Records from a data collection
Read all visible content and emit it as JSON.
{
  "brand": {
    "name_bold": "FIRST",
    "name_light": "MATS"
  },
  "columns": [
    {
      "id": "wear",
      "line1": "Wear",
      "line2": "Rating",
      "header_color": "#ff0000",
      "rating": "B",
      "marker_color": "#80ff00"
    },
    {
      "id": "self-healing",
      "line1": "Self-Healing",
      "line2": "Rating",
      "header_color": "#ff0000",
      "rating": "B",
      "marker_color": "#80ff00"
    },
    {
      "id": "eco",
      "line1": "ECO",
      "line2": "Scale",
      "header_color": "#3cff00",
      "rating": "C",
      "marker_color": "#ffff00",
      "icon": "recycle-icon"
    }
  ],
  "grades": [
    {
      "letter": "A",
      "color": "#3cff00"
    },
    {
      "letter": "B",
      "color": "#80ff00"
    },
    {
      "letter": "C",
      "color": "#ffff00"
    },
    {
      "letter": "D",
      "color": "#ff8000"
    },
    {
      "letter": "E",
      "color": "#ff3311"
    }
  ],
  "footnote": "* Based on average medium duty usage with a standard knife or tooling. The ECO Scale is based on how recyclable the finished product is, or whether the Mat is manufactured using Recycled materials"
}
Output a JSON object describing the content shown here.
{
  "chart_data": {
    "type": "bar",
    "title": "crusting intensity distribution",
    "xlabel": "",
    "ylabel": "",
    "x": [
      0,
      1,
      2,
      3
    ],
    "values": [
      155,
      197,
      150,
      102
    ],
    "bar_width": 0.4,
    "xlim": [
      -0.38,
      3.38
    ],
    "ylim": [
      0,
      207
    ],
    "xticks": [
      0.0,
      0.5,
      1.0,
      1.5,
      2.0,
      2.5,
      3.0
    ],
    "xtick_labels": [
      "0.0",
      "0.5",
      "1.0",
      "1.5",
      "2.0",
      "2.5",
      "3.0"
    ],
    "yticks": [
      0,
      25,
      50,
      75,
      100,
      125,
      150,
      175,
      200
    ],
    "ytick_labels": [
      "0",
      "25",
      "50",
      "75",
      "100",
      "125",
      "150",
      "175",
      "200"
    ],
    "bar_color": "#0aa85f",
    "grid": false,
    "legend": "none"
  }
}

The problem: Go through the entries above and count the lines containing the word "content"; give only that count.

Response: 2